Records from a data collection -
* * *
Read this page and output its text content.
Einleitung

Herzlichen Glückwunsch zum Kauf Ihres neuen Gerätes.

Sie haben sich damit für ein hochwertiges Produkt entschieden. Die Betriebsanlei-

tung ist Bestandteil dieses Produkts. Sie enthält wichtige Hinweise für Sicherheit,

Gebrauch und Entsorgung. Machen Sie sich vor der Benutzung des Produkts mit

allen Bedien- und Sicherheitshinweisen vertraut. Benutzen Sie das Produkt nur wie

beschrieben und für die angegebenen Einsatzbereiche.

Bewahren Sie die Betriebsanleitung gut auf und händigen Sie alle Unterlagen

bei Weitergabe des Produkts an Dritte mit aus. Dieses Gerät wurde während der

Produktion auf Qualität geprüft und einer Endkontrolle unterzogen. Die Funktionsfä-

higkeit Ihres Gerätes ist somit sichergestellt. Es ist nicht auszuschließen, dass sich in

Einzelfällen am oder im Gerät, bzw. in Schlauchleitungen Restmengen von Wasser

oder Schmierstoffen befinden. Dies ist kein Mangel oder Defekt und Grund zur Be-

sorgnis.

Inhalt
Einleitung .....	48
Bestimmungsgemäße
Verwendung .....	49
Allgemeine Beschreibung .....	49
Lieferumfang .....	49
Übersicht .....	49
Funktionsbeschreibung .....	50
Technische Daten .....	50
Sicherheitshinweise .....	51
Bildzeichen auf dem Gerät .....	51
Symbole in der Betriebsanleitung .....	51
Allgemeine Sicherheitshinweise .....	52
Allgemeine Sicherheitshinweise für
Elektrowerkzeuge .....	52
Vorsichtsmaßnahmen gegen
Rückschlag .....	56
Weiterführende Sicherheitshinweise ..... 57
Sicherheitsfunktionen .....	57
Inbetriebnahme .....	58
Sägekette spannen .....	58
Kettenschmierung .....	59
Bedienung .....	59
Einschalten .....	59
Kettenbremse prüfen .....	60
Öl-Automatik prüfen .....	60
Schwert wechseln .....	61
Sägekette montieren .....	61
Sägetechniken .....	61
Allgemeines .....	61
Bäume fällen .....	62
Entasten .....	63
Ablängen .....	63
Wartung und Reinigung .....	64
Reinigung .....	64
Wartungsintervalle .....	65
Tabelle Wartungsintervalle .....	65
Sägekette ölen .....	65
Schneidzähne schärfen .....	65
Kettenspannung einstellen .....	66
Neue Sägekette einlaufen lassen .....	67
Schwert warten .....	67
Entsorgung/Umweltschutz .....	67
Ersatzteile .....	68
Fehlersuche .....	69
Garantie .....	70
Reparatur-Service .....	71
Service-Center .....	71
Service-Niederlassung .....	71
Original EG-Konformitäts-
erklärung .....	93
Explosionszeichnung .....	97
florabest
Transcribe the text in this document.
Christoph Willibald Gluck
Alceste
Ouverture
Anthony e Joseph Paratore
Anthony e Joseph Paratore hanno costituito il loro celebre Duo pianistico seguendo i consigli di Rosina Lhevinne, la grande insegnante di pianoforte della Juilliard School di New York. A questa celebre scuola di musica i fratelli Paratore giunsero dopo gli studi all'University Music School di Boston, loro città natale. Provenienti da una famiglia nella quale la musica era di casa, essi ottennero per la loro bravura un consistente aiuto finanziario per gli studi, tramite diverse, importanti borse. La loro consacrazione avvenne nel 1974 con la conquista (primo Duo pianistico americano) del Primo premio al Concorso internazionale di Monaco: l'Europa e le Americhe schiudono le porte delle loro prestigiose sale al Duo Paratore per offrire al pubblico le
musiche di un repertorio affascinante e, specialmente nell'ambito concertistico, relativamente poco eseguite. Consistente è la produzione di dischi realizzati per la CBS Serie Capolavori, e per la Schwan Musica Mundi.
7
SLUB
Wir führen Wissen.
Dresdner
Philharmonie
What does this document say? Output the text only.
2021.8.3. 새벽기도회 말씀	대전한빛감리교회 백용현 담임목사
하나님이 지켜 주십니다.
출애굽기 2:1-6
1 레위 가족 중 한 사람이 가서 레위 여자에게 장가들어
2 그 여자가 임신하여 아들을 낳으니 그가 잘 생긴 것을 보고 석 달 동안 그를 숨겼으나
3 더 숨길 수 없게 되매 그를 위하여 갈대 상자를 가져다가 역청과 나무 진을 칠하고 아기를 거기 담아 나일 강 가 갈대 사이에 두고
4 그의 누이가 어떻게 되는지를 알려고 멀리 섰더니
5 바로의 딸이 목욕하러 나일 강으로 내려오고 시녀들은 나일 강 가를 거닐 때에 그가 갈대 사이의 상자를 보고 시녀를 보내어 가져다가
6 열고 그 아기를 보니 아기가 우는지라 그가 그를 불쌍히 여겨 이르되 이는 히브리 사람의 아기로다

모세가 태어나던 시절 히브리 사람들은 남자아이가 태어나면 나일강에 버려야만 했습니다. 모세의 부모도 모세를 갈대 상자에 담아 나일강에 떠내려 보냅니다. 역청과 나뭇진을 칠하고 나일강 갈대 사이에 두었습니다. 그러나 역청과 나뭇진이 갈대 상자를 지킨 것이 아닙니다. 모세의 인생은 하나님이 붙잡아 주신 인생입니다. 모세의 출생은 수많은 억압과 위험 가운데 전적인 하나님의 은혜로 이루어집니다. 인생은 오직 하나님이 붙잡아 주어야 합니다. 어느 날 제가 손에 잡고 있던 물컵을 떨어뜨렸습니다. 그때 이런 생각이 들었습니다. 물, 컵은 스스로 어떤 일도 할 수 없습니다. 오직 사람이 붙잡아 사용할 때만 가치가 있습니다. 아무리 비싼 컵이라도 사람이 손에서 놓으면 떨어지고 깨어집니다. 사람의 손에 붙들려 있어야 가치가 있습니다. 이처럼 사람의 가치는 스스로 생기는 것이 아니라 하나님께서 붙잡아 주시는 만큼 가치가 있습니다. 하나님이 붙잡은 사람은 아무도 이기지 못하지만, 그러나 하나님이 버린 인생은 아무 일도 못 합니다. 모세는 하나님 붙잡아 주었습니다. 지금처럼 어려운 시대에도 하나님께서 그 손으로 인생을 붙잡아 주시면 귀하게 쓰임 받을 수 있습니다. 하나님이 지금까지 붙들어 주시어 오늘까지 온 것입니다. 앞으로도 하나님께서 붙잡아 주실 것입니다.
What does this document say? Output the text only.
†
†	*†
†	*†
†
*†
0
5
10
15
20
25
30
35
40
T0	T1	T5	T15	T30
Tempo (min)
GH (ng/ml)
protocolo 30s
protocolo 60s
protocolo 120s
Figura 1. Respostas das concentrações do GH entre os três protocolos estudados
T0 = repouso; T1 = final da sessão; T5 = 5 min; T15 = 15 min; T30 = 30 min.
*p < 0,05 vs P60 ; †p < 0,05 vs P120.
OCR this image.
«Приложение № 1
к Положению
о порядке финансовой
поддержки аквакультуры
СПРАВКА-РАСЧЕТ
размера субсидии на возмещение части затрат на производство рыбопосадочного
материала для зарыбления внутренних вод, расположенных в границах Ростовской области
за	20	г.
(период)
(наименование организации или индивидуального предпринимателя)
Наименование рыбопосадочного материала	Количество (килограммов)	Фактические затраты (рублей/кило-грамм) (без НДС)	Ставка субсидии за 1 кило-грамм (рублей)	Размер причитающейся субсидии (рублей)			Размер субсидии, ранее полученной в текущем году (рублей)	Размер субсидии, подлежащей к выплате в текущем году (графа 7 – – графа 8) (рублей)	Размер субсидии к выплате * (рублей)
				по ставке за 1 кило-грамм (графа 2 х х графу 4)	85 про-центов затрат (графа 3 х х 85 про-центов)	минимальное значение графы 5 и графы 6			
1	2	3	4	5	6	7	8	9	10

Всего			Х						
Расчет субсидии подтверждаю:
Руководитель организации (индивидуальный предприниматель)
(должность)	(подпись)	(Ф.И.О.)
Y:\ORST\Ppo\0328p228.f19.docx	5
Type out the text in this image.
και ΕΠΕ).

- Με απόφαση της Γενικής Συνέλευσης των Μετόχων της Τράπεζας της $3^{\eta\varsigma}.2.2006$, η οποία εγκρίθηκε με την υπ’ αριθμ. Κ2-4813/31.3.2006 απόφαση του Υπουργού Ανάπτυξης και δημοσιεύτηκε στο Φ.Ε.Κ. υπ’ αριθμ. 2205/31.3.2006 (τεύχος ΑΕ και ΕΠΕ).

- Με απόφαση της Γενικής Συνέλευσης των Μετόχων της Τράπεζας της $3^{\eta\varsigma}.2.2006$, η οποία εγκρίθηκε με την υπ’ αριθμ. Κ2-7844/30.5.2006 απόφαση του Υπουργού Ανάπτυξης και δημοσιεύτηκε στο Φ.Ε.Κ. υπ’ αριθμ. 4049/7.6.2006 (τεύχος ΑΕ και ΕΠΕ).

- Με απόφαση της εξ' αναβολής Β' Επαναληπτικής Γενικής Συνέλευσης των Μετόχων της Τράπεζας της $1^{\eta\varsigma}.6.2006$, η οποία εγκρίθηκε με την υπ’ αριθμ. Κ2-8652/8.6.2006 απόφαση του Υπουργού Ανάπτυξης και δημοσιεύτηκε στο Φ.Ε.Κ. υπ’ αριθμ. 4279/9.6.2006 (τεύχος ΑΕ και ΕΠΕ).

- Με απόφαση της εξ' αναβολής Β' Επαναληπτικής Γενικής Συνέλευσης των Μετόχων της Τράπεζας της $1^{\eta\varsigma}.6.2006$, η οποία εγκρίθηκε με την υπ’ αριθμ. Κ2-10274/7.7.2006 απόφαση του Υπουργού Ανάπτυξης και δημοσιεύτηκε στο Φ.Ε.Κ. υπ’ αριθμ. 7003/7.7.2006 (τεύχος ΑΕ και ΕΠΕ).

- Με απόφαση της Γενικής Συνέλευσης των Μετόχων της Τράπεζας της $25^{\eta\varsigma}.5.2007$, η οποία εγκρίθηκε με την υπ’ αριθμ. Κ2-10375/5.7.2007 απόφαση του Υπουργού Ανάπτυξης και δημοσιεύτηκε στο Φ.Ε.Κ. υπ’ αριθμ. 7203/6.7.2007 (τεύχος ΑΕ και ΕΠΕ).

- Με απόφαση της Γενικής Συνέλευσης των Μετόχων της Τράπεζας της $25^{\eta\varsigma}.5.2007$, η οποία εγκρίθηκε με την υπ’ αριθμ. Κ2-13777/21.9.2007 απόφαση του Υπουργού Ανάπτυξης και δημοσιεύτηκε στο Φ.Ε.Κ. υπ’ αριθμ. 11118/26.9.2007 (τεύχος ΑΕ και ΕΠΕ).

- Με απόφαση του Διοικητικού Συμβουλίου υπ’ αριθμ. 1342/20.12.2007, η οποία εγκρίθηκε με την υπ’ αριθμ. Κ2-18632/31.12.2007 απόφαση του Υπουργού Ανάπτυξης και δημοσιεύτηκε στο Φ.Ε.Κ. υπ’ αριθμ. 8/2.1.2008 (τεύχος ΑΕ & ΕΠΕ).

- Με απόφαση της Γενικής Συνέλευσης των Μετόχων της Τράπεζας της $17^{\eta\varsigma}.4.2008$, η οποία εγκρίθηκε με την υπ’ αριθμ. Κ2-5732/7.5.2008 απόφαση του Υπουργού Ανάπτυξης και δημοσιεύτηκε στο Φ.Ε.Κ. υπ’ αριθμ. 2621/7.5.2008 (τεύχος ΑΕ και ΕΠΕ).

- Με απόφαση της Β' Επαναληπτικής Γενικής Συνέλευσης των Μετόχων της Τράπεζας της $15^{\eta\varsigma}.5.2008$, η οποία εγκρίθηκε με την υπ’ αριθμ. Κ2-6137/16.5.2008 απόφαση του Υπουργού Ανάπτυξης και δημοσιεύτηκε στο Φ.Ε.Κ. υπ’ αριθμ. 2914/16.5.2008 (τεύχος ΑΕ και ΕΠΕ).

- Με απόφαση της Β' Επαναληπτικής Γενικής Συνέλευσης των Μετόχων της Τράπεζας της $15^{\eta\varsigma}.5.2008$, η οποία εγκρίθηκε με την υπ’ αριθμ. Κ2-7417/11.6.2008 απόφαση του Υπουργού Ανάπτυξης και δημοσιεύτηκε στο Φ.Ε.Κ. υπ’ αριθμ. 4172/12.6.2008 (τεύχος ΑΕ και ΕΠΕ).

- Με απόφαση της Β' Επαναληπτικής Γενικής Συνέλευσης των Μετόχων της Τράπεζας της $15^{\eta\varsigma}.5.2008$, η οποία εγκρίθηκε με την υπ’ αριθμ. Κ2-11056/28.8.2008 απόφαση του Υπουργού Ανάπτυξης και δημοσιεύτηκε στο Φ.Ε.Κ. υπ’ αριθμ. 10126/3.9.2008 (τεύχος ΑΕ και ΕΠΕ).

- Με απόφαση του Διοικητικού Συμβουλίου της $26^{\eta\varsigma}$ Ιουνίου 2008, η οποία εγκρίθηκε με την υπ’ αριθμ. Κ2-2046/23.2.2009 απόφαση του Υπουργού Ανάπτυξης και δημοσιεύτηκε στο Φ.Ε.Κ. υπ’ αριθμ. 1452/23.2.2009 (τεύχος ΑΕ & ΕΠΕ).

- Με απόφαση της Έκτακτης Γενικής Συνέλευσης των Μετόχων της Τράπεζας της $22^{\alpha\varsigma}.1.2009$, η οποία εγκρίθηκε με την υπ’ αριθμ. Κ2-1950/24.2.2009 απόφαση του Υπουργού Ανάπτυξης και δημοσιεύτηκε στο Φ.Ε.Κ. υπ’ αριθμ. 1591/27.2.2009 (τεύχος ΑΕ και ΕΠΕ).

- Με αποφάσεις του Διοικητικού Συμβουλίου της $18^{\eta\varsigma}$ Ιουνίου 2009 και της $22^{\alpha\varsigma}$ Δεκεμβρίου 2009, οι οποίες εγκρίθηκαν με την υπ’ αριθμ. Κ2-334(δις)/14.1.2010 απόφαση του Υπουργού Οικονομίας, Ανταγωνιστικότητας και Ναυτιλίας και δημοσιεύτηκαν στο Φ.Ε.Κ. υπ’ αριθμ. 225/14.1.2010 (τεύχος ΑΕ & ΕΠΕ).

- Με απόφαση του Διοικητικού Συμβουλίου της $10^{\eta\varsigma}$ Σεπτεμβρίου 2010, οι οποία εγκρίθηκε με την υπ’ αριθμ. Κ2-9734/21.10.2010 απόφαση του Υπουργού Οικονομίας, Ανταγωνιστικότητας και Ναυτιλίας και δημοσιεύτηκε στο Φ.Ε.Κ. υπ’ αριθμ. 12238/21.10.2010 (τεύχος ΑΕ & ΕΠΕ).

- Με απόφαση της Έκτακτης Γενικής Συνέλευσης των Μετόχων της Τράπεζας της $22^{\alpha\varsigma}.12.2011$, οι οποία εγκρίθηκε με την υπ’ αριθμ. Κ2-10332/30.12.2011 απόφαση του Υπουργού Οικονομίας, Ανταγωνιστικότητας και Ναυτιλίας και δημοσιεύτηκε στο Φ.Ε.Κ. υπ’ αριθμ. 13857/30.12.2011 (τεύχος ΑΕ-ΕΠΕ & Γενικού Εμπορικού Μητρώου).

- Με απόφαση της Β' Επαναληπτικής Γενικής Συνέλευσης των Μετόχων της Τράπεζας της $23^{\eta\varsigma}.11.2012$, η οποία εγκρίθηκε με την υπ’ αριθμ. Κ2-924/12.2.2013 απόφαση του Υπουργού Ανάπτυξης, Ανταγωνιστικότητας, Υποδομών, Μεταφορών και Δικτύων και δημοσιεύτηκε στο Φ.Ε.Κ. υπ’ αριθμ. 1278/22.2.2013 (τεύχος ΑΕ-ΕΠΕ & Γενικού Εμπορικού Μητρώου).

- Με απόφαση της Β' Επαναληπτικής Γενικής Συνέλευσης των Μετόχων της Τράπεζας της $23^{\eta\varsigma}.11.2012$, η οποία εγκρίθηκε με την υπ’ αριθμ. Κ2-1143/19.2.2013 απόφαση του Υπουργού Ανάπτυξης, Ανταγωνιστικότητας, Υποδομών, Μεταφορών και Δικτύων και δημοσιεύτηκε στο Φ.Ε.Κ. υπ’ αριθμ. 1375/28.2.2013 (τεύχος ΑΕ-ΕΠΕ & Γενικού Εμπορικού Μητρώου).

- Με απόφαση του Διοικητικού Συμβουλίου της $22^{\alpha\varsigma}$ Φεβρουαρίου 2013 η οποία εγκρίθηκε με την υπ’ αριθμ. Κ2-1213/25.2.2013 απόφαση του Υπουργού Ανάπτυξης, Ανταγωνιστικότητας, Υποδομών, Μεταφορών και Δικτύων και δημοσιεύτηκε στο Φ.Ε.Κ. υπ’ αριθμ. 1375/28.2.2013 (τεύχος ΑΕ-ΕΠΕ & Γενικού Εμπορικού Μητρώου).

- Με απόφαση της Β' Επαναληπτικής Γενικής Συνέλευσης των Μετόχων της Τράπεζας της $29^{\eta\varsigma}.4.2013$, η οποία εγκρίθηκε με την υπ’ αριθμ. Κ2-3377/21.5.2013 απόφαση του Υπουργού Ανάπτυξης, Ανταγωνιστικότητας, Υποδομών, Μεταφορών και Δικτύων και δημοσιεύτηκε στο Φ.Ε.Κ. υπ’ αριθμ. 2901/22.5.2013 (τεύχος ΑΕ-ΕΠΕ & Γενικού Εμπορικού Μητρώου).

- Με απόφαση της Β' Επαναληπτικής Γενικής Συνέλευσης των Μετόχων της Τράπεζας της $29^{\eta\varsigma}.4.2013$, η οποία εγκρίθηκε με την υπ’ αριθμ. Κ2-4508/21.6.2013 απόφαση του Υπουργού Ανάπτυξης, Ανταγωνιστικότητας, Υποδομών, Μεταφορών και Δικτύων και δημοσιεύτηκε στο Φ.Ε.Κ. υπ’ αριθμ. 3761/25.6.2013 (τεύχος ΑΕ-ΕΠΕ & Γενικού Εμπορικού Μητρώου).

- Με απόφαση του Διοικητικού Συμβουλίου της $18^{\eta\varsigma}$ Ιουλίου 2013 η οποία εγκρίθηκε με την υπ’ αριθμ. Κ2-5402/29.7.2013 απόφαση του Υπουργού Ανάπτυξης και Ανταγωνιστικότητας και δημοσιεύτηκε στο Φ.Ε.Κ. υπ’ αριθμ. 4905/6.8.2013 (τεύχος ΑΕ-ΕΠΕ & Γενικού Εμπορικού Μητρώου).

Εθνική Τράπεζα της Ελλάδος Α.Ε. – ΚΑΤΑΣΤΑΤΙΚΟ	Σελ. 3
* * *
Give the count of lines in the records that contain "Ιουνίου", and no other text.

Answer for this exercise - 2